[Dataset entries]
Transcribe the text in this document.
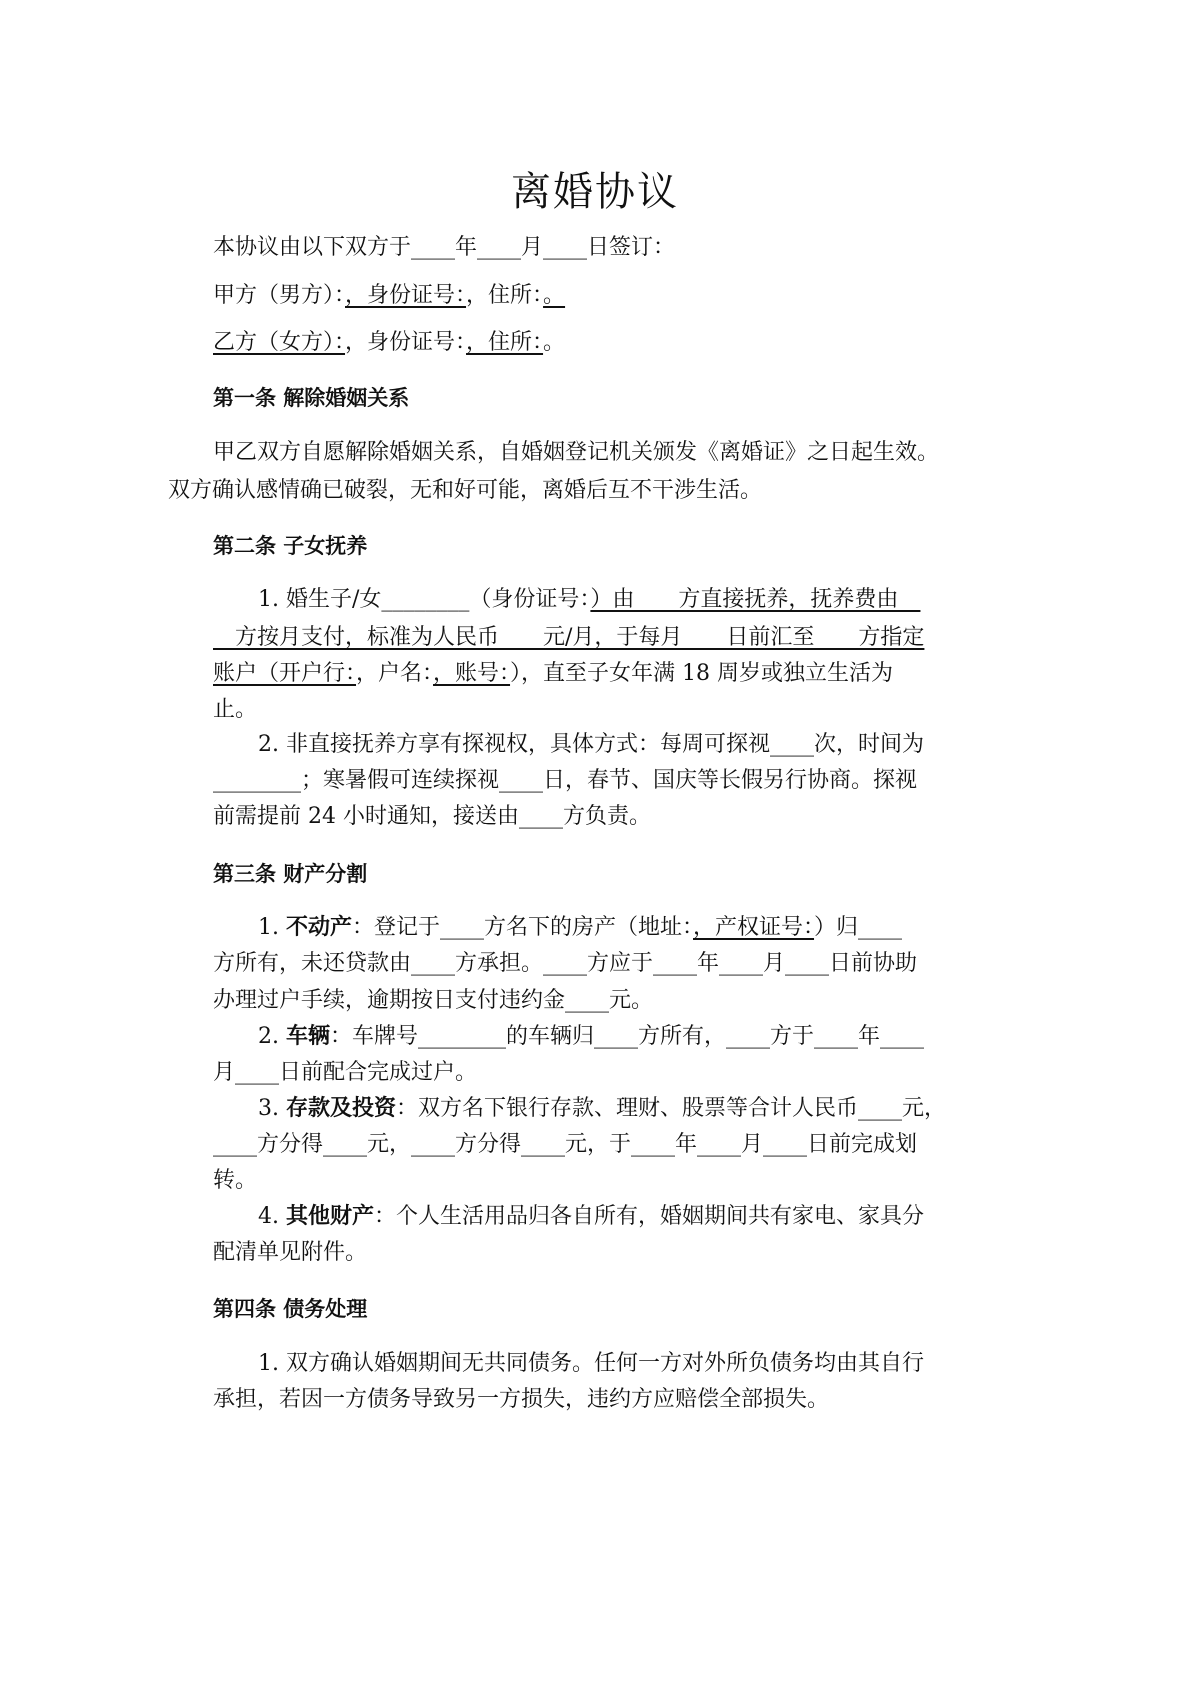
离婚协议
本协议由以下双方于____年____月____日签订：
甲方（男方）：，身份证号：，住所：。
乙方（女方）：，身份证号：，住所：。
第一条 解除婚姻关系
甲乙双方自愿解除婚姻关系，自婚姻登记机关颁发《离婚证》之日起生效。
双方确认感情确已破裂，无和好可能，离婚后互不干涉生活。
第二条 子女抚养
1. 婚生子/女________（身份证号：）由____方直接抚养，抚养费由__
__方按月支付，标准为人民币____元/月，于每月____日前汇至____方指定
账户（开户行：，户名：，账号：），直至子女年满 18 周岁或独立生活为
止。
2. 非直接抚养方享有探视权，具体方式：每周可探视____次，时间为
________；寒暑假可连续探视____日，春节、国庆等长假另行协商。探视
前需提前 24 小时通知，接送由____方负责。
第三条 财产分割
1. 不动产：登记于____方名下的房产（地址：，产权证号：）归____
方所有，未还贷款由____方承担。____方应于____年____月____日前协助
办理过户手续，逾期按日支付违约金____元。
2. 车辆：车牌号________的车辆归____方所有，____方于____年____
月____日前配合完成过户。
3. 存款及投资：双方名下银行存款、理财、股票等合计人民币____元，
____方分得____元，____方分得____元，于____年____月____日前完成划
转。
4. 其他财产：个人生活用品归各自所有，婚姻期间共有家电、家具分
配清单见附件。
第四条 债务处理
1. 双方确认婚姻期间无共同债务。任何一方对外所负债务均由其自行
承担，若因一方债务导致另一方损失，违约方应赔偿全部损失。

> Direction
Pick out all the lines with the word "身份证号" in them and copy them.

> Reply to the exercise
甲方（男方）：，身份证号：，住所：。
乙方（女方）：，身份证号：，住所：。
1. 婚生子/女________（身份证号：）由____方直接抚养，抚养费由__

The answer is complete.